- Work instructions -
Using the data below, gather each line that includes the word "internet".

- Data for processing -
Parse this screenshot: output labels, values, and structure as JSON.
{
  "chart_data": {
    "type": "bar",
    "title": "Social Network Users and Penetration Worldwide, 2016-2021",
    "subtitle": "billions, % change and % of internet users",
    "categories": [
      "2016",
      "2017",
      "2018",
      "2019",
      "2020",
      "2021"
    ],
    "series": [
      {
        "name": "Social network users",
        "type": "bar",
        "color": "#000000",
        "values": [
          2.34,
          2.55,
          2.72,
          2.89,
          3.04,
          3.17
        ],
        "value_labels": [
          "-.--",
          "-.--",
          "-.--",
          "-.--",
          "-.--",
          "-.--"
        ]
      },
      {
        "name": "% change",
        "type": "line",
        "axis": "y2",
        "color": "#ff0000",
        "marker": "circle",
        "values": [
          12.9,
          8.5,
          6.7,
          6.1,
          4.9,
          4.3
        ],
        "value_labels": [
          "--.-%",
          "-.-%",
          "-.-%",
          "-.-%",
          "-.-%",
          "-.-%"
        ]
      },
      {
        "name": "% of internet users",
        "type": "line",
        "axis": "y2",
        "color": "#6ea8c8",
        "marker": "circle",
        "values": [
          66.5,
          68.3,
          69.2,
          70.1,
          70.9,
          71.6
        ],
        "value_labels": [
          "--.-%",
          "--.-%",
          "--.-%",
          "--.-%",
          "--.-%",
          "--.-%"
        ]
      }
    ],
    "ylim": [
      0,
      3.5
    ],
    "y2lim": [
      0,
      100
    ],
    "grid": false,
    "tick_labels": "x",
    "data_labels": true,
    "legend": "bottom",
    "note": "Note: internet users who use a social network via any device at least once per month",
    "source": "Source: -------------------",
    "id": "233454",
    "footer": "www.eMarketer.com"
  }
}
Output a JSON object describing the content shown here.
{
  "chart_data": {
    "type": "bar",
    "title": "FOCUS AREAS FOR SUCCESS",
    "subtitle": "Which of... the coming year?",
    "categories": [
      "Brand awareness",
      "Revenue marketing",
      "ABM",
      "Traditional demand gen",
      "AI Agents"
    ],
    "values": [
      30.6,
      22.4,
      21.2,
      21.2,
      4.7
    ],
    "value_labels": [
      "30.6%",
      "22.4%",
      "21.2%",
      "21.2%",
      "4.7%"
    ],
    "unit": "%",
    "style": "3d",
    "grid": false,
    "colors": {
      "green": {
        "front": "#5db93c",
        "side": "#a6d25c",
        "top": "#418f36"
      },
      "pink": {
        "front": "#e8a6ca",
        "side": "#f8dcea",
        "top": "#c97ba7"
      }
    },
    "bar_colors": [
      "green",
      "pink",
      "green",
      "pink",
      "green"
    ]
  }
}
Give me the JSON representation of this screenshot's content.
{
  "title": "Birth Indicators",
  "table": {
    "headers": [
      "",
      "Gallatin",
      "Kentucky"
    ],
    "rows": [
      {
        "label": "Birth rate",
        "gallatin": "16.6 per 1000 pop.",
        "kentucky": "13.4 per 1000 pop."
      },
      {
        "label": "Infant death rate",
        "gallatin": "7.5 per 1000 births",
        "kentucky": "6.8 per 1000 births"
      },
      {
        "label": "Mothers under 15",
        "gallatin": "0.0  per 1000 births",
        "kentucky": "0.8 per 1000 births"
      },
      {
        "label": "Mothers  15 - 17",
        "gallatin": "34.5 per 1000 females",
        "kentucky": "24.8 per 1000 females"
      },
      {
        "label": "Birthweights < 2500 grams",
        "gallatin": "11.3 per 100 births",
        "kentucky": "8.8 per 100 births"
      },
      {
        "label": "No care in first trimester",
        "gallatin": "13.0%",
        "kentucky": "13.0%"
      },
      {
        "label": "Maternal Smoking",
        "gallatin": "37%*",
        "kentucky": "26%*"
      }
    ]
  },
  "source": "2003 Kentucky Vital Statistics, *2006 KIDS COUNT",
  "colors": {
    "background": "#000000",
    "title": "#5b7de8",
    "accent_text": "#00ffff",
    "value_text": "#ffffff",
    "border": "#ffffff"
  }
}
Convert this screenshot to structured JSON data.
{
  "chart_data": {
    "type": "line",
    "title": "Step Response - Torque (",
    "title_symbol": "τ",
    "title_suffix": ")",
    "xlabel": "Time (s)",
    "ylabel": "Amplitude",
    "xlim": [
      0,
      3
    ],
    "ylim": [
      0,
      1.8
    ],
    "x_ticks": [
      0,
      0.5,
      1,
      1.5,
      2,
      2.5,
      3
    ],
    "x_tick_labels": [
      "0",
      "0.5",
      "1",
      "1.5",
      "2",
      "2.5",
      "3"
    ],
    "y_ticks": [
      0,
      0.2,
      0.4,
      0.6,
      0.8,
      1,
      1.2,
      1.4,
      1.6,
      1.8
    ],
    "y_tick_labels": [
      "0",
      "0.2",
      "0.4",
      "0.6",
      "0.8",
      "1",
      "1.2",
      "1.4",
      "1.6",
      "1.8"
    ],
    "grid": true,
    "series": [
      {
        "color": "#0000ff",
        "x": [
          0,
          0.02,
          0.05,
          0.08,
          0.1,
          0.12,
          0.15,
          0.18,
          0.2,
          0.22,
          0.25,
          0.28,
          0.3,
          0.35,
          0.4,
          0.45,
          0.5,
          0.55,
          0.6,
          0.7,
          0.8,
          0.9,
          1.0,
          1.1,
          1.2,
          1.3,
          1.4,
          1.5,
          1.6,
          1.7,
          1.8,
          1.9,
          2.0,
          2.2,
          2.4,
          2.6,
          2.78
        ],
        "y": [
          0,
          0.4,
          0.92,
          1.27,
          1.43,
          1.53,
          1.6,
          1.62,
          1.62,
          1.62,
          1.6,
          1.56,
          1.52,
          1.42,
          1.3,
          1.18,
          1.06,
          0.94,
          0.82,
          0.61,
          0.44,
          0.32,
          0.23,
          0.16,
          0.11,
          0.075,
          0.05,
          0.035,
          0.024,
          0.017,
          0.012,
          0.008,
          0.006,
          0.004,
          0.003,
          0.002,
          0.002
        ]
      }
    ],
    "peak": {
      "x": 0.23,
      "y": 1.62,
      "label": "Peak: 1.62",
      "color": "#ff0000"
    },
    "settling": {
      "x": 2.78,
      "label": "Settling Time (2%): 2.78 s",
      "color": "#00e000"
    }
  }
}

- The reply -
    "subtitle": "billions, % change and % of internet users",
        "name": "% of internet users",
    "note": "Note: internet users who use a social network via any device at least once per month",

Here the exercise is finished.